(Saved entries)
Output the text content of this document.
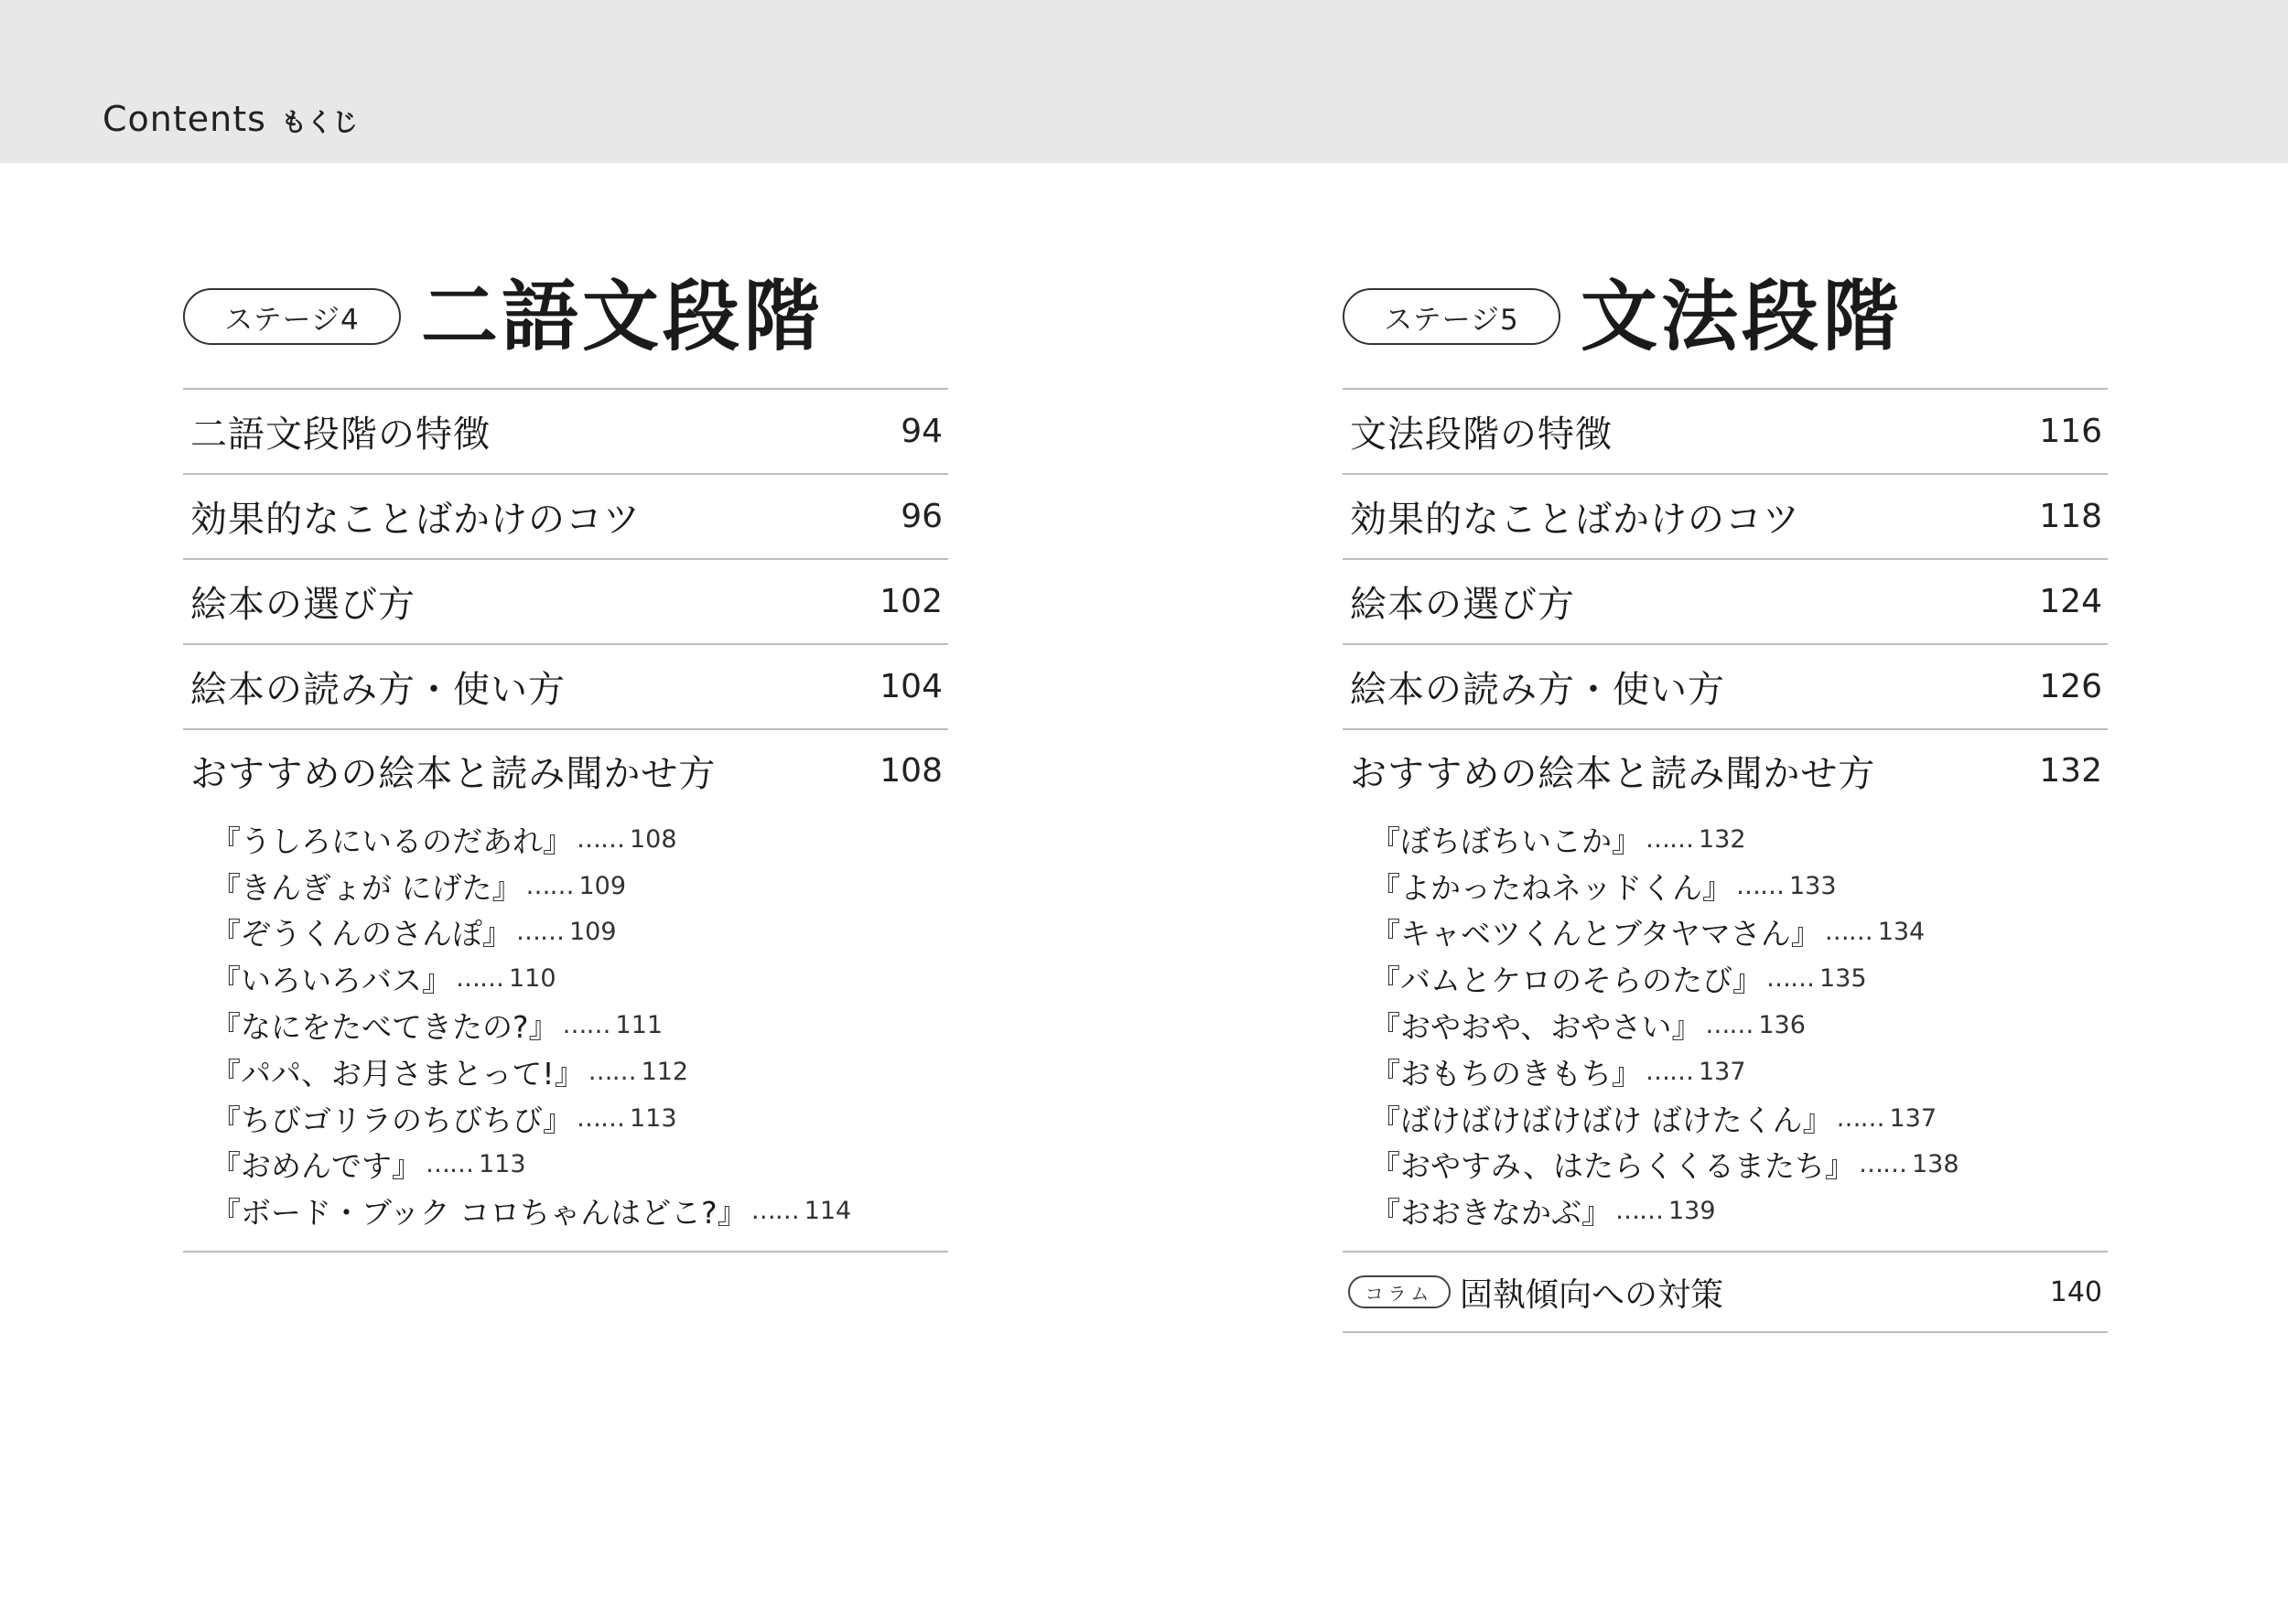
Contents もくじ
ステージ4 二語文段階
二語文段階の特徴	94
効果的なことばかけのコツ	96
絵本の選び方	102
絵本の読み方・使い方	104
おすすめの絵本と読み聞かせ方	108
『うしろにいるのだあれ』 …… 108
『きんぎょが にげた』 …… 109
『ぞうくんのさんぽ』 …… 109
『いろいろバス』 …… 110
『なにをたべてきたの?』 …… 111
『パパ、お月さまとって!』 …… 112
『ちびゴリラのちびちび』 …… 113
『おめんです』 …… 113
『ボード・ブック コロちゃんはどこ?』 …… 114
ステージ5 文法段階
文法段階の特徴	116
効果的なことばかけのコツ	118
絵本の選び方	124
絵本の読み方・使い方	126
おすすめの絵本と読み聞かせ方	132
『ぼちぼちいこか』 …… 132
『よかったねネッドくん』 …… 133
『キャベツくんとブタヤマさん』 …… 134
『バムとケロのそらのたび』 …… 135
『おやおや、おやさい』 …… 136
『おもちのきもち』 …… 137
『ばけばけばけばけ ばけたくん』 …… 137
『おやすみ、はたらくくるまたち』 …… 138
『おおきなかぶ』 …… 139
コラム 固執傾向への対策	140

◆ What is required ◆
The records above must be printed exactly; the pictures stay out.

◆ Exercise answer ◆
Output the text content of this document.
Contents もくじ
ステージ4 二語文段階
二語文段階の特徴	94
効果的なことばかけのコツ	96
絵本の選び方	102
絵本の読み方・使い方	104
おすすめの絵本と読み聞かせ方	108
『うしろにいるのだあれ』 …… 108
『きんぎょが にげた』 …… 109
『ぞうくんのさんぽ』 …… 109
『いろいろバス』 …… 110
『なにをたべてきたの?』 …… 111
『パパ、お月さまとって!』 …… 112
『ちびゴリラのちびちび』 …… 113
『おめんです』 …… 113
『ボード・ブック コロちゃんはどこ?』 …… 114
ステージ5 文法段階
文法段階の特徴	116
効果的なことばかけのコツ	118
絵本の選び方	124
絵本の読み方・使い方	126
おすすめの絵本と読み聞かせ方	132
『ぼちぼちいこか』 …… 132
『よかったねネッドくん』 …… 133
『キャベツくんとブタヤマさん』 …… 134
『バムとケロのそらのたび』 …… 135
『おやおや、おやさい』 …… 136
『おもちのきもち』 …… 137
『ばけばけばけばけ ばけたくん』 …… 137
『おやすみ、はたらくくるまたち』 …… 138
『おおきなかぶ』 …… 139
コラム 固執傾向への対策	140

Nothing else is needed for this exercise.